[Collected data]
=====
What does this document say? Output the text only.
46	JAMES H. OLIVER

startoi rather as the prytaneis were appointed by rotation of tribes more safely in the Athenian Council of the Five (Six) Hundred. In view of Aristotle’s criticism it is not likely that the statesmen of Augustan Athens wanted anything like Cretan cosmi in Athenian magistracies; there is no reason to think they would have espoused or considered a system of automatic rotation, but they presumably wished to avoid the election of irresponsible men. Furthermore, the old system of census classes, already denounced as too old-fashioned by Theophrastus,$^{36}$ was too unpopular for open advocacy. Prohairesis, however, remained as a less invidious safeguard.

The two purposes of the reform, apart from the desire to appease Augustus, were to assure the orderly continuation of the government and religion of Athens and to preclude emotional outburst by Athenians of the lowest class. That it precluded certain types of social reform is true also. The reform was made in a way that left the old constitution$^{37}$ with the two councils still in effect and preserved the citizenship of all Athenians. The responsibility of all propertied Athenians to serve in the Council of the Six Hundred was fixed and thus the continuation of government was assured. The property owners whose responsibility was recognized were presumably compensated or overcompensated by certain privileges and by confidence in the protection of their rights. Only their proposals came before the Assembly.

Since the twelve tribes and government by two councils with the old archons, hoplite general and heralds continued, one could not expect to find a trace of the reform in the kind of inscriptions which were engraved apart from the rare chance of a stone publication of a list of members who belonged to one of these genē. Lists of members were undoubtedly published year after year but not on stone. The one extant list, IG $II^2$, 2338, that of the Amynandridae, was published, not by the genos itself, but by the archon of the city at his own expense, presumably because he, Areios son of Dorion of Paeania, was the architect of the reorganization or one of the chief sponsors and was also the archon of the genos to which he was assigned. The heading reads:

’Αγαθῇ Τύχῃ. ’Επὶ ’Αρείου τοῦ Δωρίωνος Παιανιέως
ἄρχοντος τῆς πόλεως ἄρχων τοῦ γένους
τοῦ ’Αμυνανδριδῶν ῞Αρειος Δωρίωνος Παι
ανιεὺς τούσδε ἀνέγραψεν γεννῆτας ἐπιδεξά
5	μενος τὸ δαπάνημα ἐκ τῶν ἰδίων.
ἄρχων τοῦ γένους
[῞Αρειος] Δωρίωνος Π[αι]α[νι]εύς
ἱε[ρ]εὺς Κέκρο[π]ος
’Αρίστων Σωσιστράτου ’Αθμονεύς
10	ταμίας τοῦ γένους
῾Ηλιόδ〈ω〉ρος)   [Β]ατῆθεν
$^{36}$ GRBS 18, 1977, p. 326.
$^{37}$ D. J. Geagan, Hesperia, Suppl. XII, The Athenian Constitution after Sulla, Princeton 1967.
=====
Tally the lines containing "Αρειος". Provide the number without any other words.

2